**Stated problem:**
Repeat the data word for word. Do not include the pictures.
[start Task data]
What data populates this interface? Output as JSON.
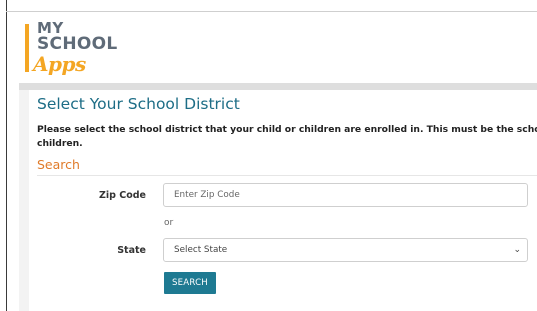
{
  "logo": {
    "line1": "MY",
    "line2": "SCHOOL",
    "line3": "Apps"
  },
  "page": {
    "title": "Select Your School District",
    "intro_line1": "Please select the school district that your child or children are enrolled in. This must be the school district in w",
    "intro_line2": "children."
  },
  "search": {
    "section_title": "Search",
    "zip_label": "Zip Code",
    "zip_placeholder": "Enter Zip Code",
    "zip_value": "",
    "or_text": "or",
    "state_label": "State",
    "state_selected": "Select State",
    "button_label": "SEARCH"
  },
  "colors": {
    "title": "#1d6d86",
    "section_title": "#e07b2a",
    "button": "#1e7a92",
    "logo_accent": "#f4a623",
    "logo_text": "#5f6b78"
  },
  "icons": {
    "dropdown": "chevron-down-icon"
  }
}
[end Task data]
**Exercise result:**
What data populates this interface? Output as JSON.
{
  "logo": {
    "line1": "MY",
    "line2": "SCHOOL",
    "line3": "Apps"
  },
  "page": {
    "title": "Select Your School District",
    "intro_line1": "Please select the school district that your child or children are enrolled in. This must be the school district in w",
    "intro_line2": "children."
  },
  "search": {
    "section_title": "Search",
    "zip_label": "Zip Code",
    "zip_placeholder": "Enter Zip Code",
    "zip_value": "",
    "or_text": "or",
    "state_label": "State",
    "state_selected": "Select State",
    "button_label": "SEARCH"
  },
  "colors": {
    "title": "#1d6d86",
    "section_title": "#e07b2a",
    "button": "#1e7a92",
    "logo_accent": "#f4a623",
    "logo_text": "#5f6b78"
  },
  "icons": {
    "dropdown": "chevron-down-icon"
  }
}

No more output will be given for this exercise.